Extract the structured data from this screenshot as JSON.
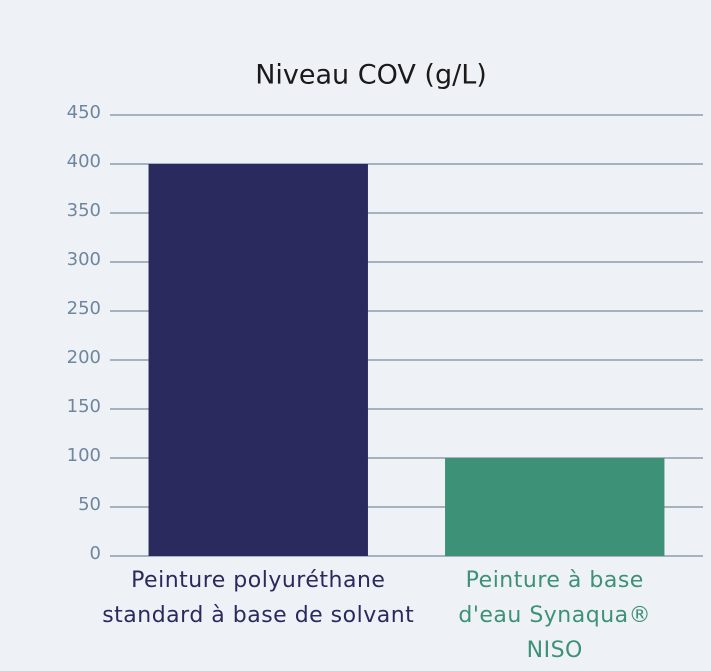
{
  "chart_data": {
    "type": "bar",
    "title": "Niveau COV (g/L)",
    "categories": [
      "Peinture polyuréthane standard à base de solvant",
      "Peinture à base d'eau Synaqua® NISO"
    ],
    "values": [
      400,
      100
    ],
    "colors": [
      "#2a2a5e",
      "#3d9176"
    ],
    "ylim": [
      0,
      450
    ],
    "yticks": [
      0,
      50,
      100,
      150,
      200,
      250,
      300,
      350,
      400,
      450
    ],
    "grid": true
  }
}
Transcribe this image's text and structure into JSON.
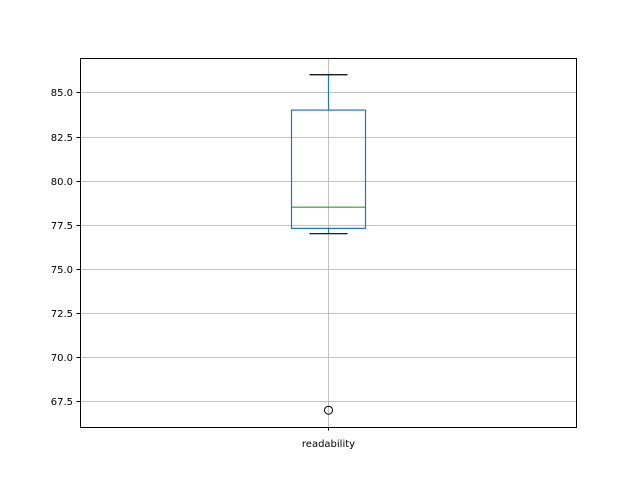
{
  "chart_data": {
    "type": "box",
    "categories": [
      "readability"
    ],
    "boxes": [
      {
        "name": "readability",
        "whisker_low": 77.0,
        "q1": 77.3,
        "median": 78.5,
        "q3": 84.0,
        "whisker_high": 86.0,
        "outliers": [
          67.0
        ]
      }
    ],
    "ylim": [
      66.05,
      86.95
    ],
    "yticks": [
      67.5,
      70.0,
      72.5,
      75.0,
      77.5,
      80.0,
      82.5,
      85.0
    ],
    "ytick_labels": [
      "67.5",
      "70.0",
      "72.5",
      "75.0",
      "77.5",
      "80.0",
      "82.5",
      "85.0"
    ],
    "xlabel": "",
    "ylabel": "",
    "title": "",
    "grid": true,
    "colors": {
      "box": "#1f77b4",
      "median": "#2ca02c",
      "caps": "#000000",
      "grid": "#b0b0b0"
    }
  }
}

◇ ◇ ◇ ◇

Written request:
Pictures are excluded; output everything else in the data verbatim.

Answer to this exercise:
Extract the structured data from this screenshot as JSON.
{
  "chart_data": {
    "type": "bar",
    "title": "Niveau COV (g/L)",
    "categories": [
      "Peinture polyuréthane standard à base de solvant",
      "Peinture à base d'eau Synaqua® NISO"
    ],
    "values": [
      400,
      100
    ],
    "colors": [
      "#2a2a5e",
      "#3d9176"
    ],
    "ylim": [
      0,
      450
    ],
    "yticks": [
      0,
      50,
      100,
      150,
      200,
      250,
      300,
      350,
      400,
      450
    ],
    "grid": true
  }
}
Transcribe this image's text and structure into JSON.
{
  "chart_data": {
    "type": "box",
    "categories": [
      "readability"
    ],
    "boxes": [
      {
        "name": "readability",
        "whisker_low": 77.0,
        "q1": 77.3,
        "median": 78.5,
        "q3": 84.0,
        "whisker_high": 86.0,
        "outliers": [
          67.0
        ]
      }
    ],
    "ylim": [
      66.05,
      86.95
    ],
    "yticks": [
      67.5,
      70.0,
      72.5,
      75.0,
      77.5,
      80.0,
      82.5,
      85.0
    ],
    "ytick_labels": [
      "67.5",
      "70.0",
      "72.5",
      "75.0",
      "77.5",
      "80.0",
      "82.5",
      "85.0"
    ],
    "xlabel": "",
    "ylabel": "",
    "title": "",
    "grid": true,
    "colors": {
      "box": "#1f77b4",
      "median": "#2ca02c",
      "caps": "#000000",
      "grid": "#b0b0b0"
    }
  }
}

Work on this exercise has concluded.